**EXERCISE TASK**
Show each line of the data below that has the string "Görüntüleme" in it.

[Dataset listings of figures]
================

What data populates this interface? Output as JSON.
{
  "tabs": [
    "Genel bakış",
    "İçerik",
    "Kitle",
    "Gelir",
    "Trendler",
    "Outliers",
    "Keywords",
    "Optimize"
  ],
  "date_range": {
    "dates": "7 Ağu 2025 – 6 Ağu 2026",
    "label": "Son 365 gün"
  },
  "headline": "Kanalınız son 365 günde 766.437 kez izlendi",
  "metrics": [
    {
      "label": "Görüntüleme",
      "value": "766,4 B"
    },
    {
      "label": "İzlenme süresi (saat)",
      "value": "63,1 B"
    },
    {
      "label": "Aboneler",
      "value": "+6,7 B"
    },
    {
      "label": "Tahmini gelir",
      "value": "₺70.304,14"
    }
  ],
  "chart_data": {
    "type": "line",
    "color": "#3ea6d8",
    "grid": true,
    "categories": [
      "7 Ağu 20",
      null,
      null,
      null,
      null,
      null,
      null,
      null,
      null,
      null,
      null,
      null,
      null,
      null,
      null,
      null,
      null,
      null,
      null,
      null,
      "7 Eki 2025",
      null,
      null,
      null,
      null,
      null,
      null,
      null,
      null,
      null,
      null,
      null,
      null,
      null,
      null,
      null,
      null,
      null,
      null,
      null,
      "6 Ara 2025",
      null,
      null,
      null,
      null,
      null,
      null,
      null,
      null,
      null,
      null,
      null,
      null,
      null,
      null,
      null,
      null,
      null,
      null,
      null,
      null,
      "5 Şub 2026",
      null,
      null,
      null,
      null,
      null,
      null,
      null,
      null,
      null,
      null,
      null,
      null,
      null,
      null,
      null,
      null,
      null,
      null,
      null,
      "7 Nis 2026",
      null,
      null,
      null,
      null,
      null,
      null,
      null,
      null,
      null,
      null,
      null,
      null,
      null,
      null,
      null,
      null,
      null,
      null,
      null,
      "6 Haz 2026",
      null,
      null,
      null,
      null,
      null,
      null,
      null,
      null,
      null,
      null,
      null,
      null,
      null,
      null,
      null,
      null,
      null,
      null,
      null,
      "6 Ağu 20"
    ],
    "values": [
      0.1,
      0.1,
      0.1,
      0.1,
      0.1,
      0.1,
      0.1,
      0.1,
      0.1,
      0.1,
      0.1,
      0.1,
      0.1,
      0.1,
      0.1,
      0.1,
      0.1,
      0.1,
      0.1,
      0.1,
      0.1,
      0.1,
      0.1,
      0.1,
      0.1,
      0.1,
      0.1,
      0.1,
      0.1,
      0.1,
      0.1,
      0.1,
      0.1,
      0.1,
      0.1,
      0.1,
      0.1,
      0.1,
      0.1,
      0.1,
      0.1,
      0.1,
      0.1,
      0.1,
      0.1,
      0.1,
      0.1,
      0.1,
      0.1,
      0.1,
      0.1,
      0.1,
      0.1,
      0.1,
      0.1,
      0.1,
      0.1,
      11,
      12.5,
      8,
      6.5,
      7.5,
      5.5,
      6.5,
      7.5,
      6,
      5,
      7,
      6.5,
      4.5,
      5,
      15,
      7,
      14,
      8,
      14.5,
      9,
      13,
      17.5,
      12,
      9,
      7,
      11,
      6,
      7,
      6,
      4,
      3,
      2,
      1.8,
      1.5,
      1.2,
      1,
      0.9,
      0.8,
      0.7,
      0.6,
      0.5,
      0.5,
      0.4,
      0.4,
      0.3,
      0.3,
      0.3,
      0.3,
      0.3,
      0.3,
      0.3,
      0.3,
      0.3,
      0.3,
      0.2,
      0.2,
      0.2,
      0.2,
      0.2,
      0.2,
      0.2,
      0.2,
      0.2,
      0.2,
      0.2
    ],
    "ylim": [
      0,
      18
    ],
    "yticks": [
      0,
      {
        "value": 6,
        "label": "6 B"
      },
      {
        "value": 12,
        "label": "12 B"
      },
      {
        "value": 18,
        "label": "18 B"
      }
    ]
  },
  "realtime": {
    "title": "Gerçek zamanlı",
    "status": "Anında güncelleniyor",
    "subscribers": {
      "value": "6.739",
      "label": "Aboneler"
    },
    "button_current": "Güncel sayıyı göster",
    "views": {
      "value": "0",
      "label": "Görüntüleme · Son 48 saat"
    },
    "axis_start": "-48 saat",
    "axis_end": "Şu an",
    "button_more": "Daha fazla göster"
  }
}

================

**SOLUTION FOR THIS EXERCISE**
      "label": "Görüntüleme",
      "label": "Görüntüleme · Son 48 saat"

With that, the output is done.